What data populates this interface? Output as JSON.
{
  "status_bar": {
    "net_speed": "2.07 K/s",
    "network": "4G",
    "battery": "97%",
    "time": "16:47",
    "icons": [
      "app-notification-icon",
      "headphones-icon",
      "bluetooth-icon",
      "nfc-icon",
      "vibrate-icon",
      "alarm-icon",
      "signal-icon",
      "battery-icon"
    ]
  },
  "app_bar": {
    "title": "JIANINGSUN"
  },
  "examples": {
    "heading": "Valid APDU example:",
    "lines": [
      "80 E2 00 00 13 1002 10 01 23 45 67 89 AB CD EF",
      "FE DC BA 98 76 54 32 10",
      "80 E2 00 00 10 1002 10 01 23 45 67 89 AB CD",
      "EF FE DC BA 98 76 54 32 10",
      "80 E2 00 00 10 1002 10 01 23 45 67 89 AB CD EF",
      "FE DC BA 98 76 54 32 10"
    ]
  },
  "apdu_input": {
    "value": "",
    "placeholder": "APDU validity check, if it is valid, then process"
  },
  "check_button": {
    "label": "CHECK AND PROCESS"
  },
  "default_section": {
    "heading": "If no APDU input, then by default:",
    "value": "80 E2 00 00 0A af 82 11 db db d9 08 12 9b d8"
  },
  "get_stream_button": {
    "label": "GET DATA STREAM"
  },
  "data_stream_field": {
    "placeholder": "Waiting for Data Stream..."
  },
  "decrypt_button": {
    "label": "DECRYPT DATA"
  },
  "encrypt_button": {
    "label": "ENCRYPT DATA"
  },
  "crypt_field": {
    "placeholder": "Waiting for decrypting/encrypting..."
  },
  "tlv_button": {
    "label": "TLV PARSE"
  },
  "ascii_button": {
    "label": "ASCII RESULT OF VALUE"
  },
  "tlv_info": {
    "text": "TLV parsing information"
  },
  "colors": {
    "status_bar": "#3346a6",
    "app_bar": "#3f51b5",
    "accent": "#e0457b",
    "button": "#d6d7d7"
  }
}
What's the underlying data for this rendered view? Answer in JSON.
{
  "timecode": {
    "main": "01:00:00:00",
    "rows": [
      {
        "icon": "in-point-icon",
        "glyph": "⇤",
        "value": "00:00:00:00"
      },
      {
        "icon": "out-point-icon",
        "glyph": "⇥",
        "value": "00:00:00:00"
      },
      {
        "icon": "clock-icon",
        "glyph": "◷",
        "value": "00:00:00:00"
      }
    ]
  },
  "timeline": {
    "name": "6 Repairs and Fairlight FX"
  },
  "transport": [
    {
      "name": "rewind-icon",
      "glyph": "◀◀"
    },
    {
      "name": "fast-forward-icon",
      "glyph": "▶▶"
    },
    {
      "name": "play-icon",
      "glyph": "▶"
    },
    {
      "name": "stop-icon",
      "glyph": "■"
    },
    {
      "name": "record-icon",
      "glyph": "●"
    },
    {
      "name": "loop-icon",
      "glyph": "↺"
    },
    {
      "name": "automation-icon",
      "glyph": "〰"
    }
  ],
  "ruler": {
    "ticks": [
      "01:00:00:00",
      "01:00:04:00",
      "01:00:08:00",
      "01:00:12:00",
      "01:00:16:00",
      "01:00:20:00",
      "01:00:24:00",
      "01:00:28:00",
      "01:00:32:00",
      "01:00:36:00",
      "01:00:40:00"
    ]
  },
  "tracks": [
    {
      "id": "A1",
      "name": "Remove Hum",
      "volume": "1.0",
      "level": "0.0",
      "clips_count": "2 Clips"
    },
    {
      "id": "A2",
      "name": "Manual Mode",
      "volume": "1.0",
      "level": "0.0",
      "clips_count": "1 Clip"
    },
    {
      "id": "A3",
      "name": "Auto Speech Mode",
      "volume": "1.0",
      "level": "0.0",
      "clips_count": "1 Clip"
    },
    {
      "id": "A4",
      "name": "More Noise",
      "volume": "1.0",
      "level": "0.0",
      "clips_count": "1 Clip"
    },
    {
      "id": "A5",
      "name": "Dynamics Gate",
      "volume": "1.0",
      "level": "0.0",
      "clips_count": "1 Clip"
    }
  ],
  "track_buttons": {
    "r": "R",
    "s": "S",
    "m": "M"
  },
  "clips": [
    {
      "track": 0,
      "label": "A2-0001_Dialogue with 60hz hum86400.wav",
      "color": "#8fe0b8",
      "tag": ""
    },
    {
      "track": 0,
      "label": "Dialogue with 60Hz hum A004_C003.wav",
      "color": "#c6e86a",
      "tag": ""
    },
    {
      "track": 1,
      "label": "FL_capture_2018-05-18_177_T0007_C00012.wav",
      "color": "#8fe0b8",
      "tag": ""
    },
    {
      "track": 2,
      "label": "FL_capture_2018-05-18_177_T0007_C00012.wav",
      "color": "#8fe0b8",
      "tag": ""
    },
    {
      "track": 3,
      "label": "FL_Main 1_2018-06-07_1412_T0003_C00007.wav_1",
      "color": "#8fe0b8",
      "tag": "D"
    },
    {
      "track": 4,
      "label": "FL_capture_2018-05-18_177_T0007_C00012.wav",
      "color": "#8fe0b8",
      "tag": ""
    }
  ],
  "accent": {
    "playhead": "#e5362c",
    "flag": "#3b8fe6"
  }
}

(What the task asks): Pick out, from the lines above, every one that contains the string "Mode".

(Result of this exercise):
      "name": "Manual Mode",
      "name": "Auto Speech Mode",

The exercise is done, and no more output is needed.